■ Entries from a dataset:
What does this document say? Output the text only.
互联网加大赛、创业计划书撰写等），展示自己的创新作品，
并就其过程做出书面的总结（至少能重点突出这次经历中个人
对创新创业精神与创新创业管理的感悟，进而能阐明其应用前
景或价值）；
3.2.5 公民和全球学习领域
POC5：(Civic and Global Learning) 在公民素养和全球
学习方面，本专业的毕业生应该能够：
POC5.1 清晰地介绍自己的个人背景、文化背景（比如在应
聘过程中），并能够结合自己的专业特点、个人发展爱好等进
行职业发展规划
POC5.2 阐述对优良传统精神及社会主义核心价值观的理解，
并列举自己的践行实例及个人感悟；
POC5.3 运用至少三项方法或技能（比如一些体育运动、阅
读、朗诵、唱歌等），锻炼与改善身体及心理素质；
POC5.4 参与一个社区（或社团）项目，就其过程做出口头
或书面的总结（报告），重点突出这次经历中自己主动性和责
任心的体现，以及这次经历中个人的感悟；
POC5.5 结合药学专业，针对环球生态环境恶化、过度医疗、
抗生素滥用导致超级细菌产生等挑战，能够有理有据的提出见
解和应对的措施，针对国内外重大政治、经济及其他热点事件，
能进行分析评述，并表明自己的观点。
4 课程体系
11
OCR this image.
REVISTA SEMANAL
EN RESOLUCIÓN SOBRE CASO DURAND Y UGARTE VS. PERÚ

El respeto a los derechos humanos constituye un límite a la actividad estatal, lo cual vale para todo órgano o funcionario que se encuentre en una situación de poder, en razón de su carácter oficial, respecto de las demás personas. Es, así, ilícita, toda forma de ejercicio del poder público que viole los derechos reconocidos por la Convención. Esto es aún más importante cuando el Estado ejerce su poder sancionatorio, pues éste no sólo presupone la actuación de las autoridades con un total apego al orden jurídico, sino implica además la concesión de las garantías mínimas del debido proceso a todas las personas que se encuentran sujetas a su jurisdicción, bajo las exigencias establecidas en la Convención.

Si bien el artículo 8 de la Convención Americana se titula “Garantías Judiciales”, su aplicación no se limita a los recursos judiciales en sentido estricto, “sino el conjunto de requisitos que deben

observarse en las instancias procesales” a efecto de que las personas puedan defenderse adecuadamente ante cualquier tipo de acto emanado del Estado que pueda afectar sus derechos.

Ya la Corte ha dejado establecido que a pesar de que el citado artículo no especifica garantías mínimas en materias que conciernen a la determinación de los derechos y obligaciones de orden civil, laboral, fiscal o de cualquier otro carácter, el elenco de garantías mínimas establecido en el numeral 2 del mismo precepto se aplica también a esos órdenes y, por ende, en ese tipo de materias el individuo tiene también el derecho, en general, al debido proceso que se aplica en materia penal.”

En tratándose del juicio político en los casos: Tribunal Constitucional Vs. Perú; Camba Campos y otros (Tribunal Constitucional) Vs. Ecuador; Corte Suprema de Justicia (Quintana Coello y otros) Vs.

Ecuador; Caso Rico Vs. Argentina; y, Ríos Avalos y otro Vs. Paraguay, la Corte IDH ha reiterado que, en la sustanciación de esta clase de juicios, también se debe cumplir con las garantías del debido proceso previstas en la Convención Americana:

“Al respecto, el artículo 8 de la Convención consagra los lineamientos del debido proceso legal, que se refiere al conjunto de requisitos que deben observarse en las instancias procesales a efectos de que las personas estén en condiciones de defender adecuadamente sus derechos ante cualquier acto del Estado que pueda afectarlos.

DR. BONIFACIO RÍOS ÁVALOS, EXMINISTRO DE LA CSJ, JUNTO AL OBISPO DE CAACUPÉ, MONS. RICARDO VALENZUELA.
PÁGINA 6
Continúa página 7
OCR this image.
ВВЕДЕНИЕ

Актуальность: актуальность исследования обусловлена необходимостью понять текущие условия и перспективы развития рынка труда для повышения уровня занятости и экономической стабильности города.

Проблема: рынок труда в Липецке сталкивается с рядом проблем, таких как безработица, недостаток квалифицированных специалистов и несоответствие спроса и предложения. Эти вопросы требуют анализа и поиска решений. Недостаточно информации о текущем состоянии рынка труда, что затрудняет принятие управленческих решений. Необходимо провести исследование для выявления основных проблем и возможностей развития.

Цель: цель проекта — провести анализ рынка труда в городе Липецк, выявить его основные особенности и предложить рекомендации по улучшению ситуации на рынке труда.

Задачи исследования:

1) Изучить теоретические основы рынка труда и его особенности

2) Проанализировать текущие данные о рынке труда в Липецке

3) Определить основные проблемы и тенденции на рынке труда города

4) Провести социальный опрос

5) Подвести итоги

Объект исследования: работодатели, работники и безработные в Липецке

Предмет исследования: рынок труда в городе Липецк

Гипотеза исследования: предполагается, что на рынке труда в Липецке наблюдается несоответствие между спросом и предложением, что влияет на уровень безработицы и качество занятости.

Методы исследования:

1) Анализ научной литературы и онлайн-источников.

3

■ STATED EXERCISE:
Of all the lines above, how many contain the word "особенности"? Answer with only the number.

■ THE RESPONSE:
2